The logistics of conducting a long-term study also incur costs. One must recruit subjects and devise methods to collect, store, and analyze longitudinal data. With respect to recruitment, there is the burden of convincing subjects of the advantages of testing out a new tool, which will need to be learned and integrated into existing work practices.

Given the costs associated with conducting these long-term, real-world studies, it is no surprise that they are rare . However, in spite of these costs, such studies are quite likely one of the most valuable ways to evaluate creativity support tools, as we explain next.

One of the most significant challenges in evaluating any creativity support tool is assessing its impact on the creative process. Since there is no way to directly measure creativity, assessment must consider multiple dimensions: efficiency, cognitive load, users’ subjective assessments of the tools’ value, and, most importantly, the creative output of the individual. However, measurement of the last dimension, creative output, is further confounded by the problem that truly creative work typically unfolds over significant stretches of time – days, weeks, months, or years [3]. Accordingly, understanding a creativity support tool’s impact on one’s creative output requires one to apply the tool across the potentially lengthy creative process. That is, until we can predict what types of tools and features reliably enhance the creative process, we must conduct long-term, authentic evaluations of creativity support tools to understand their ultimate effect on the creative process. In other words, we must follow the lead of Engelbart as he developed his revolutionary NLS system and continually analyze how users apply tool on a day-to-day basis in production environments. Open source software provides a catalyst to conduct precisely these types of studies by lowering the costs associated with these studies.

### Given request
Condense the paragraph of the creativity support tools passage that opens with "One of the most significant challenges" into a brief bulleted list of its main points.

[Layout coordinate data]
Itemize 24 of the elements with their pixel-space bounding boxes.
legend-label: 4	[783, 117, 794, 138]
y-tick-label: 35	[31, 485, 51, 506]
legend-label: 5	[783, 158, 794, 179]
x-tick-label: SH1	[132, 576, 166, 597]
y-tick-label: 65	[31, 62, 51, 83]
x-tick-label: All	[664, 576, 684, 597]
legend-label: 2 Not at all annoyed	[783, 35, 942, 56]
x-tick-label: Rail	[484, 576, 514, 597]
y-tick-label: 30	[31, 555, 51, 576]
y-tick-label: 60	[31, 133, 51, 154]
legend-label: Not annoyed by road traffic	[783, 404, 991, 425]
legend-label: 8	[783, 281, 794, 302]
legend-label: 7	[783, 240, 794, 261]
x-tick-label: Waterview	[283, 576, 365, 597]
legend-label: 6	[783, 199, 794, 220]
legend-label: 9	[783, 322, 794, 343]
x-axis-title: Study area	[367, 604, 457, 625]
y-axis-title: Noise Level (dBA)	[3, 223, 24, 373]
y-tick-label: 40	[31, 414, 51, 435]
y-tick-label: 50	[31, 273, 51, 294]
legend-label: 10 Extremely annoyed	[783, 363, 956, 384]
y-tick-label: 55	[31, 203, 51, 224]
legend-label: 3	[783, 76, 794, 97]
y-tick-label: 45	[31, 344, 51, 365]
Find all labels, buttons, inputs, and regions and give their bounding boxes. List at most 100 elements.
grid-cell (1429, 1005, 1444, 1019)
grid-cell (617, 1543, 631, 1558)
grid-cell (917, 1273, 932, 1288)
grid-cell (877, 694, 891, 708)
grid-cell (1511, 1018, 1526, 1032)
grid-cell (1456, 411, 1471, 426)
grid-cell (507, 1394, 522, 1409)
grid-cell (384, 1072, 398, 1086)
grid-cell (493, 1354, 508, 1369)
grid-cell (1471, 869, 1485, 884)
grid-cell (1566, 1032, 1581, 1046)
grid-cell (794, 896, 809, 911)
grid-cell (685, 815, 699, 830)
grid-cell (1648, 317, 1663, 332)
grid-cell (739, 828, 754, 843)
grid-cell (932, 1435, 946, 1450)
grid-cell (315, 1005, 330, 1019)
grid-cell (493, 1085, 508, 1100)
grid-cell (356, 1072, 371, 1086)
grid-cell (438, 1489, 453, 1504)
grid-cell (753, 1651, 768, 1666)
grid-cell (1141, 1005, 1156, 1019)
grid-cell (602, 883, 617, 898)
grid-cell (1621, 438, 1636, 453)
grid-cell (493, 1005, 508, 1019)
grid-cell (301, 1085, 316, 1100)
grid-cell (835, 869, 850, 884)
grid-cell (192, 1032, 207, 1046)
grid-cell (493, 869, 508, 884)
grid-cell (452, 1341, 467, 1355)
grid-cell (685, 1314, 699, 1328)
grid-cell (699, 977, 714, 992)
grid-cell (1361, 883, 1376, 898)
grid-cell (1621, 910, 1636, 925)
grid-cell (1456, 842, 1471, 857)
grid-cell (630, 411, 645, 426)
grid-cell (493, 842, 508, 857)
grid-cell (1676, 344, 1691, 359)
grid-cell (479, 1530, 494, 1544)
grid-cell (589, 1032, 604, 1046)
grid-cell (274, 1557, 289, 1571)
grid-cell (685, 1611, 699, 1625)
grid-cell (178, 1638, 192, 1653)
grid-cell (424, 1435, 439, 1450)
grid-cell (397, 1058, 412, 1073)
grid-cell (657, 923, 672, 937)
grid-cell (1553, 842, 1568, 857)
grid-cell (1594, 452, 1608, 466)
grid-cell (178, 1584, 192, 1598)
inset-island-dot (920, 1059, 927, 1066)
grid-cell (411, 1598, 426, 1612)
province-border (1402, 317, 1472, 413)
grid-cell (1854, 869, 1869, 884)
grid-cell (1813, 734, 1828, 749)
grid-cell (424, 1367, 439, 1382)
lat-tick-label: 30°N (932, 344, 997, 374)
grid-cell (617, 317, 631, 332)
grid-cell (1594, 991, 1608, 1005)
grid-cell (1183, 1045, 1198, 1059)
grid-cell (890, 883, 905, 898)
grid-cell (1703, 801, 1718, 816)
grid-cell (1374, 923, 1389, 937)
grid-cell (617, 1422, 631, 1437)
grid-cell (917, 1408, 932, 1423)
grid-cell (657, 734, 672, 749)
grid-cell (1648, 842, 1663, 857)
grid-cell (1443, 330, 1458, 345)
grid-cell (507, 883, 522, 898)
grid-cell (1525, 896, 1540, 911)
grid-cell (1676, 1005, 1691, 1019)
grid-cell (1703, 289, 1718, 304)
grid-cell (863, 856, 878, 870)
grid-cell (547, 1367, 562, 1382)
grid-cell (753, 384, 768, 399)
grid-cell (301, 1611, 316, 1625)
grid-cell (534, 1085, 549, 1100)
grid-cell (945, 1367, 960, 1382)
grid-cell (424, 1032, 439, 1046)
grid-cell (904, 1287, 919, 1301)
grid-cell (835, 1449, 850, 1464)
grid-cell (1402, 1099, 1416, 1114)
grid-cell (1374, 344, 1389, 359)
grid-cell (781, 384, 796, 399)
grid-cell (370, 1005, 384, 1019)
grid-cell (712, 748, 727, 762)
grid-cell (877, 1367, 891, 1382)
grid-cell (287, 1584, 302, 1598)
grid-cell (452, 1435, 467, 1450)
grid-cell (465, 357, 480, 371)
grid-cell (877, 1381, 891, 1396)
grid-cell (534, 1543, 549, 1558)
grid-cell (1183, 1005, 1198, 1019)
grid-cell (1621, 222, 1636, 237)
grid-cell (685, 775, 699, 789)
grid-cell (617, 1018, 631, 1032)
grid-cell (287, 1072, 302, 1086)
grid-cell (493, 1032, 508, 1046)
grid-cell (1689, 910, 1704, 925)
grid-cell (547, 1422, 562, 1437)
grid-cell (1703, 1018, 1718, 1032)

### Answer in full
- A major challenge in evaluating a creativity support tool is assessing its impact on the creative process.
- Creativity cannot be measured directly, so assessment must weigh several dimensions: efficiency, cognitive load, users' subjective views of the tool's value, and, most importantly, the individual's creative output.
- Creative output is hard to measure because truly creative work typically unfolds over days, weeks, months, or years.
- Understanding a tool's effect on creative output therefore requires applying it across that potentially lengthy process.
- Until we can predict which tools and features reliably enhance creativity, long-term, authentic evaluations are needed, following Engelbart's approach with NLS of continually analyzing day-to-day use in production environments.
- Open source software lowers the costs of such studies and so acts as a catalyst for them.